==== Listed records ====
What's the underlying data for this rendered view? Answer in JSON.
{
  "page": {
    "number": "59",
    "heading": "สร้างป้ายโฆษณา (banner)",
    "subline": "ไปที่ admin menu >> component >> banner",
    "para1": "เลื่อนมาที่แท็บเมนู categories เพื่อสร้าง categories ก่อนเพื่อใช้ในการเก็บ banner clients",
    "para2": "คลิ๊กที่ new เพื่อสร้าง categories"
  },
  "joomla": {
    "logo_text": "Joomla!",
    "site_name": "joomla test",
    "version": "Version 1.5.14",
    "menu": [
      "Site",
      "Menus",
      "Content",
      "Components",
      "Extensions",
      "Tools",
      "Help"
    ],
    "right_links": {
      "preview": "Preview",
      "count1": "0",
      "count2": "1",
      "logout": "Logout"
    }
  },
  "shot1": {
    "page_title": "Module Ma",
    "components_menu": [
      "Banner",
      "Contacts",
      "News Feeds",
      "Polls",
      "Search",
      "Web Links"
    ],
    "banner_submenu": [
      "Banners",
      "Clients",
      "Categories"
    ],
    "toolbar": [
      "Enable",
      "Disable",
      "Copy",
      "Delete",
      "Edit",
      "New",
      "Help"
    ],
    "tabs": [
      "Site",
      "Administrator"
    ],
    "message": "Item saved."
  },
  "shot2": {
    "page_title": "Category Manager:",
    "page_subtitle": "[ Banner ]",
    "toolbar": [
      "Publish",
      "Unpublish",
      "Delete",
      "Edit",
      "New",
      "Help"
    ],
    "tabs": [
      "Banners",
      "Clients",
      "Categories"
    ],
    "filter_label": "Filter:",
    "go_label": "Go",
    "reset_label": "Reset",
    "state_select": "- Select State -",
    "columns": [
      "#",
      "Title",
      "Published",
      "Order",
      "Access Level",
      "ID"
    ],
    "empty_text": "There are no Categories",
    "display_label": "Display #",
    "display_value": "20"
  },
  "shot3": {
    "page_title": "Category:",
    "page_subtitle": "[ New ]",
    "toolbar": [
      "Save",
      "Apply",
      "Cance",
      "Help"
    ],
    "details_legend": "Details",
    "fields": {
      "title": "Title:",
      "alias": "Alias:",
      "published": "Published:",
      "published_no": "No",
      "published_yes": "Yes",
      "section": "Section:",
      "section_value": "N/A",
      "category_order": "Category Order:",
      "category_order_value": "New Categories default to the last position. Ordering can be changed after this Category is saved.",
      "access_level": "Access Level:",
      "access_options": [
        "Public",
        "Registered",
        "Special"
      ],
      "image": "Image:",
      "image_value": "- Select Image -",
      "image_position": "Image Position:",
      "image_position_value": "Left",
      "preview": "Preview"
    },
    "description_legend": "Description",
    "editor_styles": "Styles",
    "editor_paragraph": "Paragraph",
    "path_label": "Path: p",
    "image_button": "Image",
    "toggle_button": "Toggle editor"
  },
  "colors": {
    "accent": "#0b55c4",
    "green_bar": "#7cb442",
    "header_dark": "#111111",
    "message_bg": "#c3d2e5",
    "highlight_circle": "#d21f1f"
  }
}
====
**Instructions for the task:**
Nothing should be changed: write out all of the data as is.

**Final answer:**
What's the underlying data for this rendered view? Answer in JSON.
{
  "page": {
    "number": "59",
    "heading": "สร้างป้ายโฆษณา (banner)",
    "subline": "ไปที่ admin menu >> component >> banner",
    "para1": "เลื่อนมาที่แท็บเมนู categories เพื่อสร้าง categories ก่อนเพื่อใช้ในการเก็บ banner clients",
    "para2": "คลิ๊กที่ new เพื่อสร้าง categories"
  },
  "joomla": {
    "logo_text": "Joomla!",
    "site_name": "joomla test",
    "version": "Version 1.5.14",
    "menu": [
      "Site",
      "Menus",
      "Content",
      "Components",
      "Extensions",
      "Tools",
      "Help"
    ],
    "right_links": {
      "preview": "Preview",
      "count1": "0",
      "count2": "1",
      "logout": "Logout"
    }
  },
  "shot1": {
    "page_title": "Module Ma",
    "components_menu": [
      "Banner",
      "Contacts",
      "News Feeds",
      "Polls",
      "Search",
      "Web Links"
    ],
    "banner_submenu": [
      "Banners",
      "Clients",
      "Categories"
    ],
    "toolbar": [
      "Enable",
      "Disable",
      "Copy",
      "Delete",
      "Edit",
      "New",
      "Help"
    ],
    "tabs": [
      "Site",
      "Administrator"
    ],
    "message": "Item saved."
  },
  "shot2": {
    "page_title": "Category Manager:",
    "page_subtitle": "[ Banner ]",
    "toolbar": [
      "Publish",
      "Unpublish",
      "Delete",
      "Edit",
      "New",
      "Help"
    ],
    "tabs": [
      "Banners",
      "Clients",
      "Categories"
    ],
    "filter_label": "Filter:",
    "go_label": "Go",
    "reset_label": "Reset",
    "state_select": "- Select State -",
    "columns": [
      "#",
      "Title",
      "Published",
      "Order",
      "Access Level",
      "ID"
    ],
    "empty_text": "There are no Categories",
    "display_label": "Display #",
    "display_value": "20"
  },
  "shot3": {
    "page_title": "Category:",
    "page_subtitle": "[ New ]",
    "toolbar": [
      "Save",
      "Apply",
      "Cance",
      "Help"
    ],
    "details_legend": "Details",
    "fields": {
      "title": "Title:",
      "alias": "Alias:",
      "published": "Published:",
      "published_no": "No",
      "published_yes": "Yes",
      "section": "Section:",
      "section_value": "N/A",
      "category_order": "Category Order:",
      "category_order_value": "New Categories default to the last position. Ordering can be changed after this Category is saved.",
      "access_level": "Access Level:",
      "access_options": [
        "Public",
        "Registered",
        "Special"
      ],
      "image": "Image:",
      "image_value": "- Select Image -",
      "image_position": "Image Position:",
      "image_position_value": "Left",
      "preview": "Preview"
    },
    "description_legend": "Description",
    "editor_styles": "Styles",
    "editor_paragraph": "Paragraph",
    "path_label": "Path: p",
    "image_button": "Image",
    "toggle_button": "Toggle editor"
  },
  "colors": {
    "accent": "#0b55c4",
    "green_bar": "#7cb442",
    "header_dark": "#111111",
    "message_bg": "#c3d2e5",
    "highlight_circle": "#d21f1f"
  }
}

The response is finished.